◆ Data shown
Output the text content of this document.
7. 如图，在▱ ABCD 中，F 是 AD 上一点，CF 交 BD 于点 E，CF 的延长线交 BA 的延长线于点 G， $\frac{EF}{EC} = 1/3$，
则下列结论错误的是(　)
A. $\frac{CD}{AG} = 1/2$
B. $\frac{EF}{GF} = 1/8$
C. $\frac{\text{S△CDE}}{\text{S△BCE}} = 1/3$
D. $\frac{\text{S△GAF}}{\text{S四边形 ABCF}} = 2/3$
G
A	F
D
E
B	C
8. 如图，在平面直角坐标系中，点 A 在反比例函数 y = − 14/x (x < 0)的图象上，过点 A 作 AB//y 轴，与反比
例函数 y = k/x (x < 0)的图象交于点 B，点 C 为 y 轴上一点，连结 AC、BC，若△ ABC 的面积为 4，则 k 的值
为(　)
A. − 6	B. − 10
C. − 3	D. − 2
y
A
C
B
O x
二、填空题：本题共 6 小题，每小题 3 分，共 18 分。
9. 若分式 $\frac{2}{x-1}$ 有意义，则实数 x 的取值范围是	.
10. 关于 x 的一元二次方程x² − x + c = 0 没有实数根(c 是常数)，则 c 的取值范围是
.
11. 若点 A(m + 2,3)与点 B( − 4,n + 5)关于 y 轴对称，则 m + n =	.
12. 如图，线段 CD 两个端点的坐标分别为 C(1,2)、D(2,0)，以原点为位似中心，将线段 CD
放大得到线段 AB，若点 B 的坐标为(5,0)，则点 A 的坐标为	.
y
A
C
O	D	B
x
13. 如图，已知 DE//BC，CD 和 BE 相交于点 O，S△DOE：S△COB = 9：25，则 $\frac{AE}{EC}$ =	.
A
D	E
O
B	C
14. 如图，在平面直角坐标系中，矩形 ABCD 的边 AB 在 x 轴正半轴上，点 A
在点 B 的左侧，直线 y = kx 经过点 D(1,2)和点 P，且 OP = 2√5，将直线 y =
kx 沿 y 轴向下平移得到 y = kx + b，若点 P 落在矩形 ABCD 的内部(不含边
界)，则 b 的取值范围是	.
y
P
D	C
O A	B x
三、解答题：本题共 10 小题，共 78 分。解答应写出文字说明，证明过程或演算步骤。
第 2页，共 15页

◆ Challenge
Look through the listing above. Pick out each line with "ABCD" and copy it.

◆ Answer to this task
7. 如图，在▱ ABCD 中，F 是 AD 上一点，CF 交 BD 于点 E，CF 的延长线交 BA 的延长线于点 G， $\frac{EF}{EC} = 1/3$，
14. 如图，在平面直角坐标系中，矩形 ABCD 的边 AB 在 x 轴正半轴上，点 A
kx 沿 y 轴向下平移得到 y = kx + b，若点 P 落在矩形 ABCD 的内部(不含边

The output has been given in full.